▶ _Work to complete_: Copy each line exactly. Drop every picture.

##############################

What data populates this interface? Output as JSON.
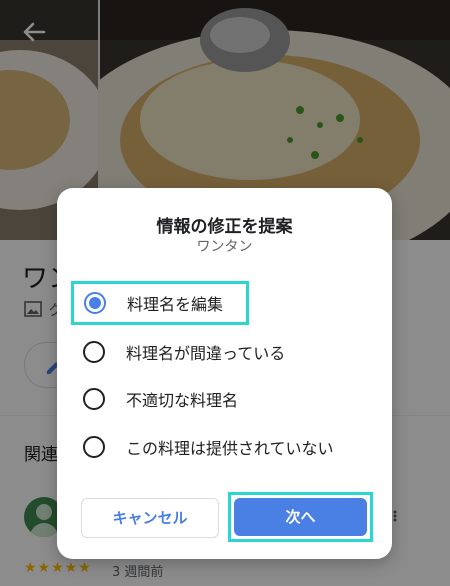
{
  "background": {
    "place_title": "ワン",
    "meta_text": "ク",
    "related_heading": "関連",
    "rating_stars": "★★★★★",
    "review_time": "3 週間前"
  },
  "dialog": {
    "title": "情報の修正を提案",
    "subtitle": "ワンタン",
    "options": [
      {
        "label": "料理名を編集",
        "selected": true
      },
      {
        "label": "料理名が間違っている",
        "selected": false
      },
      {
        "label": "不適切な料理名",
        "selected": false
      },
      {
        "label": "この料理は提供されていない",
        "selected": false
      }
    ],
    "cancel_label": "キャンセル",
    "next_label": "次へ"
  },
  "colors": {
    "accent": "#4a7fe4",
    "highlight": "#2ad6d0"
  }
}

##############################

▶ _Solution_:
What data populates this interface? Output as JSON.
{
  "background": {
    "place_title": "ワン",
    "meta_text": "ク",
    "related_heading": "関連",
    "rating_stars": "★★★★★",
    "review_time": "3 週間前"
  },
  "dialog": {
    "title": "情報の修正を提案",
    "subtitle": "ワンタン",
    "options": [
      {
        "label": "料理名を編集",
        "selected": true
      },
      {
        "label": "料理名が間違っている",
        "selected": false
      },
      {
        "label": "不適切な料理名",
        "selected": false
      },
      {
        "label": "この料理は提供されていない",
        "selected": false
      }
    ],
    "cancel_label": "キャンセル",
    "next_label": "次へ"
  },
  "colors": {
    "accent": "#4a7fe4",
    "highlight": "#2ad6d0"
  }
}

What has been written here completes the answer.